- _GIVEN DATA_
[BEGIN]

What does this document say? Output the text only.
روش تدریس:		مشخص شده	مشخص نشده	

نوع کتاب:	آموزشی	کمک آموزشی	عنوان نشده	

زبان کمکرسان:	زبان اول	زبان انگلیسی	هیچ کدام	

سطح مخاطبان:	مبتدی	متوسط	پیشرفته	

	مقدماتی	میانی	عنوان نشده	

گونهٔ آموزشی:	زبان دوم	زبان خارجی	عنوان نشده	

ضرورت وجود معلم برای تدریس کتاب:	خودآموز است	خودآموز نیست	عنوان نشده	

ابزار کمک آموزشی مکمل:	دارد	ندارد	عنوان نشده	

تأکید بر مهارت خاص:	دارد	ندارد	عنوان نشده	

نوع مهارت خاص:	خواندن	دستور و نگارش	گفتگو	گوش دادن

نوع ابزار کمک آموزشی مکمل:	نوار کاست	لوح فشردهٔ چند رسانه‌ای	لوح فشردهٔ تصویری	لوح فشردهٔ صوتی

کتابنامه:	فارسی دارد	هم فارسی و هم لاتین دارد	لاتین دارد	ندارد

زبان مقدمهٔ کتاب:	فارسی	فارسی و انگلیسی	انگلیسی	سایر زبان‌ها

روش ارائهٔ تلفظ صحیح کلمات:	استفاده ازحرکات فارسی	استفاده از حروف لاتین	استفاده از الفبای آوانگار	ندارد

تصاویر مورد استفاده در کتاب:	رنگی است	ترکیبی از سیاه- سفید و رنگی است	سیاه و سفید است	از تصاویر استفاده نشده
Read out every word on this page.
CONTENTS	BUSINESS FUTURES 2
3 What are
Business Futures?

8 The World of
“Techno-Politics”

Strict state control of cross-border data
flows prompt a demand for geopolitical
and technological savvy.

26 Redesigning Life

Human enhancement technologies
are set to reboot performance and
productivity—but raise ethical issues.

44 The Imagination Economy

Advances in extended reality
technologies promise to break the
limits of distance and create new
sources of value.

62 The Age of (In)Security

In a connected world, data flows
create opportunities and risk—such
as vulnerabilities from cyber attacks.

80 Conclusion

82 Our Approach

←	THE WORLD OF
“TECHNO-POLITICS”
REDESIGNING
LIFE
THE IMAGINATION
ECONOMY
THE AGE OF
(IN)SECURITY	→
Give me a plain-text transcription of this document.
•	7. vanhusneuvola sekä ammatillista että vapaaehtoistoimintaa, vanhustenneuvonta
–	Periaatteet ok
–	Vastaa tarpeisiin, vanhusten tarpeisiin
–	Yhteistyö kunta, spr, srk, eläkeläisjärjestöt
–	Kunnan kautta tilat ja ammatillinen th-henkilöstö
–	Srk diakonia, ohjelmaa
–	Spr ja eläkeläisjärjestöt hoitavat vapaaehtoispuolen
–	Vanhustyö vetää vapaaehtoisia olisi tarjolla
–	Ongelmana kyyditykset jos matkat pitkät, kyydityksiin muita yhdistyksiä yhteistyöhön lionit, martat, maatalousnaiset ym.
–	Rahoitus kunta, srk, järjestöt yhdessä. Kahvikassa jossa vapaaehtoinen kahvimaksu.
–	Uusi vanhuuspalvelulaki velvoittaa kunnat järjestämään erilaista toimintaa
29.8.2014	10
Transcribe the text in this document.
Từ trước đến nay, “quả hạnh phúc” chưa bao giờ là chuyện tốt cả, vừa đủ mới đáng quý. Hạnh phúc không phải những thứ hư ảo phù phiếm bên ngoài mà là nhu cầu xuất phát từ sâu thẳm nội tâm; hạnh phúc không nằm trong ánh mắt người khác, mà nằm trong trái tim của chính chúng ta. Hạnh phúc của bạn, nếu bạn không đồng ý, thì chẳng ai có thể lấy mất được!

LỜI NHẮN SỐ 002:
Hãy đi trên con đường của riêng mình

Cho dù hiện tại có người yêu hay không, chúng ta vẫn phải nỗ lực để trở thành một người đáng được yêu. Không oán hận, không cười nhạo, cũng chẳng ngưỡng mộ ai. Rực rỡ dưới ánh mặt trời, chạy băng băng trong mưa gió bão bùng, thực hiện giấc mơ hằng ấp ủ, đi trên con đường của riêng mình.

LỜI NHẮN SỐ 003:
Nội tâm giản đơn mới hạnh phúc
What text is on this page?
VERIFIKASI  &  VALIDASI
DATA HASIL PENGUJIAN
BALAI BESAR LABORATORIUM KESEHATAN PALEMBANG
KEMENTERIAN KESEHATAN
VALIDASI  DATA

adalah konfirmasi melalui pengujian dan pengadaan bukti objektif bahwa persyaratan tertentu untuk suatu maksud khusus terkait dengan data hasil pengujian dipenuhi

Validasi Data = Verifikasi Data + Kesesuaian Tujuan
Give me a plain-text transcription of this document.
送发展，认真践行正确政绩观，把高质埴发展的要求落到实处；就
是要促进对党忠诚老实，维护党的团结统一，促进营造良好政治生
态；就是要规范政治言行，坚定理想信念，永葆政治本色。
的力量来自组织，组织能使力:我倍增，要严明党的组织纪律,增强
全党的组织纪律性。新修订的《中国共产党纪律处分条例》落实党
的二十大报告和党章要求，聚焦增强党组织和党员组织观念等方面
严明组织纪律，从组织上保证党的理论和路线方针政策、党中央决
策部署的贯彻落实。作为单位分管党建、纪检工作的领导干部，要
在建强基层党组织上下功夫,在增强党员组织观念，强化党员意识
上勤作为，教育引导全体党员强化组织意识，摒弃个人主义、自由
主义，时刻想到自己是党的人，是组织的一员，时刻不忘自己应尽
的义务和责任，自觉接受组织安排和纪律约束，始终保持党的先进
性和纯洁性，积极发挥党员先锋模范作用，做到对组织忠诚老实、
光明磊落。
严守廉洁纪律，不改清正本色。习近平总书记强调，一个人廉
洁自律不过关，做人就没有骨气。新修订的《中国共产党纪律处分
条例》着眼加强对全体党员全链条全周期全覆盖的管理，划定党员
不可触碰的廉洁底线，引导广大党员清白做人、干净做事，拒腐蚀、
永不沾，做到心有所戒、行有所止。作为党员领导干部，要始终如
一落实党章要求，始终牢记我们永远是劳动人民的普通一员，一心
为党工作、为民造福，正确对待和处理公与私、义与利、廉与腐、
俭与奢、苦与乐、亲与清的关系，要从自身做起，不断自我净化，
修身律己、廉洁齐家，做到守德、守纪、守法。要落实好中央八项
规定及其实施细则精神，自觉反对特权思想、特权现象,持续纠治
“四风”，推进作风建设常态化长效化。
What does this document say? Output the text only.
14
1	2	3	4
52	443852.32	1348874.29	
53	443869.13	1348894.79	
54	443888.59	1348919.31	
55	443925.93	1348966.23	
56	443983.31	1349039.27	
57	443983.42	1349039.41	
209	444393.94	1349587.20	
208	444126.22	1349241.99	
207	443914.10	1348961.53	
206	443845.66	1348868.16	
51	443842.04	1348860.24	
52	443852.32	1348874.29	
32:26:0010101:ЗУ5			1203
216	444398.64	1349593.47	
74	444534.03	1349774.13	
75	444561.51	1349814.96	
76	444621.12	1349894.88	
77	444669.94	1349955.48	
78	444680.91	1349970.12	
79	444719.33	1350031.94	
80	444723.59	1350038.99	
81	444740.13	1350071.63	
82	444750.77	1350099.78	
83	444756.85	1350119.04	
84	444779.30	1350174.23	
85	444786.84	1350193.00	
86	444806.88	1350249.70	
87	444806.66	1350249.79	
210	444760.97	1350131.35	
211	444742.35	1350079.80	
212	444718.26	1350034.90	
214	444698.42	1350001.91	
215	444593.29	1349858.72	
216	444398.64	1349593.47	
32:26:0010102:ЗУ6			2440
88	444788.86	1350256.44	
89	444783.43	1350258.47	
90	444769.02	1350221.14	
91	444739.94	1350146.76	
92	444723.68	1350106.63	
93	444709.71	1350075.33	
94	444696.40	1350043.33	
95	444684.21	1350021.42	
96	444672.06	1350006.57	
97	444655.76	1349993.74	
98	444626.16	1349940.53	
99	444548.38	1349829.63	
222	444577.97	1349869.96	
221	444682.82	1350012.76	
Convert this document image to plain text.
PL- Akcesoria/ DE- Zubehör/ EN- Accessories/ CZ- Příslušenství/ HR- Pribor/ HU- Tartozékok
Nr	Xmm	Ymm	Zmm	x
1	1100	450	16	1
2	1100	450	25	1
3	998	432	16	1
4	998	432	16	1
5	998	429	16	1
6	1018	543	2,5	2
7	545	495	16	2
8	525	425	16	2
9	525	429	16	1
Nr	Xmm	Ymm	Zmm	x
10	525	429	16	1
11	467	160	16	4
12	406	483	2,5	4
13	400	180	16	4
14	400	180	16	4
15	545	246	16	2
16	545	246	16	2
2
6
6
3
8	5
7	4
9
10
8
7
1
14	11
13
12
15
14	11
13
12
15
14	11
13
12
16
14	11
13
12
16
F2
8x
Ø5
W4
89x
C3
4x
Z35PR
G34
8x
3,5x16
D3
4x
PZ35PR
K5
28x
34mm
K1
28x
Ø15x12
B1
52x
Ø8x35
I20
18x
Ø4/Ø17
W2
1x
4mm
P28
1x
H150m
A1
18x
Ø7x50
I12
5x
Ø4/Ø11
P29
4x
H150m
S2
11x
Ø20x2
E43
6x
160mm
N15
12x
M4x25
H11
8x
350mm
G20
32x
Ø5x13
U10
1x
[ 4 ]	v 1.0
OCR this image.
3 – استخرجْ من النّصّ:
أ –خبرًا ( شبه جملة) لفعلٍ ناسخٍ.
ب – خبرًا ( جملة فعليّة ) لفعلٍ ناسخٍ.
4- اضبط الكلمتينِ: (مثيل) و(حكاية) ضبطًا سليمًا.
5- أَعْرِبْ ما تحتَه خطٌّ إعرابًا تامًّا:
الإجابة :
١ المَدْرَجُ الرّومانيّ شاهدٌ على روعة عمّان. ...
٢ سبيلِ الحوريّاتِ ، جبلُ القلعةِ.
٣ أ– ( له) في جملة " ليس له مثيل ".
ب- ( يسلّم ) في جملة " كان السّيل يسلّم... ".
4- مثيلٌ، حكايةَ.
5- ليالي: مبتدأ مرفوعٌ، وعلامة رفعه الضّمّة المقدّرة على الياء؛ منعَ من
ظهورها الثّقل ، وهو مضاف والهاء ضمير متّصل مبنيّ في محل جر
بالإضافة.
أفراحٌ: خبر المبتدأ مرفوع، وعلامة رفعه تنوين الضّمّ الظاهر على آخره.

[END]

- _TASK_
Pick out every line above that holds the word "استفاده" and copy it.

- _OUTPUT FOR THIS EXERCISE_
روش ارائهٔ تلفظ صحیح کلمات:	استفاده ازحرکات فارسی	استفاده از حروف لاتین	استفاده از الفبای آوانگار	ندارد
تصاویر مورد استفاده در کتاب:	رنگی است	ترکیبی از سیاه- سفید و رنگی است	سیاه و سفید است	از تصاویر استفاده نشده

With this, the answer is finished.